- [GIVEN TASK]: Make an exact copy of the lines, leaving the pictures out.

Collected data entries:
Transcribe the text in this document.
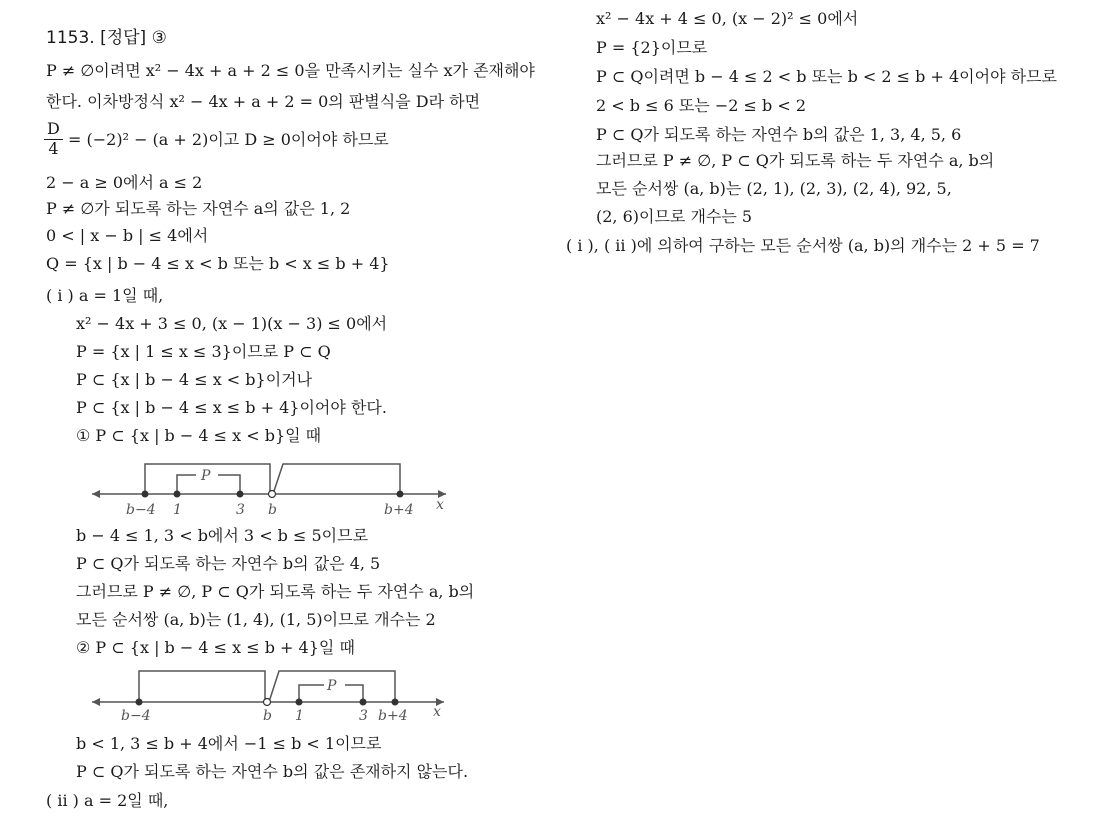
1153. [정답] ③
P ≠ ∅이려면 x² − 4x + a + 2 ≤ 0을 만족시키는 실수 x가 존재해야
한다. 이차방정식 x² − 4x + a + 2 = 0의 판별식을 D라 하면
$\frac{D}{4} = (-2)^2 - (a + 2)$이고 D ≥ 0이어야 하므로
2 − a ≥ 0에서 a ≤ 2
P ≠ ∅가 되도록 하는 자연수 a의 값은 1, 2
0 < | x − b | ≤ 4에서
Q = {x | b − 4 ≤ x < b 또는 b < x ≤ b + 4}
( i ) a = 1일 때,
x² − 4x + 3 ≤ 0, (x − 1)(x − 3) ≤ 0에서
P = {x | 1 ≤ x ≤ 3}이므로 P ⊂ Q
P ⊂ {x | b − 4 ≤ x < b}이거나
P ⊂ {x | b − 4 ≤ x ≤ b + 4}이어야 한다.
① P ⊂ {x | b − 4 ≤ x < b}일 때
P
b−4 1	3 b	b+4 x
b − 4 ≤ 1, 3 < b에서 3 < b ≤ 5이므로
P ⊂ Q가 되도록 하는 자연수 b의 값은 4, 5
그러므로 P ≠ ∅, P ⊂ Q가 되도록 하는 두 자연수 a, b의
모든 순서쌍 (a, b)는 (1, 4), (1, 5)이므로 개수는 2
② P ⊂ {x | b − 4 ≤ x ≤ b + 4}일 때
P
b−4	b 1	3 b+4 x
b < 1, 3 ≤ b + 4에서 −1 ≤ b < 1이므로
P ⊂ Q가 되도록 하는 자연수 b의 값은 존재하지 않는다.
( ii ) a = 2일 때,
x² − 4x + 4 ≤ 0, (x − 2)² ≤ 0에서
P = {2}이므로
P ⊂ Q이려면 b − 4 ≤ 2 < b 또는 b < 2 ≤ b + 4이어야 하므로
2 < b ≤ 6 또는 −2 ≤ b < 2
P ⊂ Q가 되도록 하는 자연수 b의 값은 1, 3, 4, 5, 6
그러므로 P ≠ ∅, P ⊂ Q가 되도록 하는 두 자연수 a, b의
모든 순서쌍 (a, b)는 (2, 1), (2, 3), (2, 4), 92, 5,
(2, 6)이므로 개수는 5
( i ), ( ii )에 의하여 구하는 모든 순서쌍 (a, b)의 개수는 2 + 5 = 7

- [THE RESULT]:
Transcribe the text in this document.
1153. [정답] ③
P ≠ ∅이려면 x² − 4x + a + 2 ≤ 0을 만족시키는 실수 x가 존재해야
한다. 이차방정식 x² − 4x + a + 2 = 0의 판별식을 D라 하면
$\frac{D}{4} = (-2)^2 - (a + 2)$이고 D ≥ 0이어야 하므로
2 − a ≥ 0에서 a ≤ 2
P ≠ ∅가 되도록 하는 자연수 a의 값은 1, 2
0 < | x − b | ≤ 4에서
Q = {x | b − 4 ≤ x < b 또는 b < x ≤ b + 4}
( i ) a = 1일 때,
x² − 4x + 3 ≤ 0, (x − 1)(x − 3) ≤ 0에서
P = {x | 1 ≤ x ≤ 3}이므로 P ⊂ Q
P ⊂ {x | b − 4 ≤ x < b}이거나
P ⊂ {x | b − 4 ≤ x ≤ b + 4}이어야 한다.
① P ⊂ {x | b − 4 ≤ x < b}일 때
P
b−4 1	3 b	b+4 x
b − 4 ≤ 1, 3 < b에서 3 < b ≤ 5이므로
P ⊂ Q가 되도록 하는 자연수 b의 값은 4, 5
그러므로 P ≠ ∅, P ⊂ Q가 되도록 하는 두 자연수 a, b의
모든 순서쌍 (a, b)는 (1, 4), (1, 5)이므로 개수는 2
② P ⊂ {x | b − 4 ≤ x ≤ b + 4}일 때
P
b−4	b 1	3 b+4 x
b < 1, 3 ≤ b + 4에서 −1 ≤ b < 1이므로
P ⊂ Q가 되도록 하는 자연수 b의 값은 존재하지 않는다.
( ii ) a = 2일 때,
x² − 4x + 4 ≤ 0, (x − 2)² ≤ 0에서
P = {2}이므로
P ⊂ Q이려면 b − 4 ≤ 2 < b 또는 b < 2 ≤ b + 4이어야 하므로
2 < b ≤ 6 또는 −2 ≤ b < 2
P ⊂ Q가 되도록 하는 자연수 b의 값은 1, 3, 4, 5, 6
그러므로 P ≠ ∅, P ⊂ Q가 되도록 하는 두 자연수 a, b의
모든 순서쌍 (a, b)는 (2, 1), (2, 3), (2, 4), 92, 5,
(2, 6)이므로 개수는 5
( i ), ( ii )에 의하여 구하는 모든 순서쌍 (a, b)의 개수는 2 + 5 = 7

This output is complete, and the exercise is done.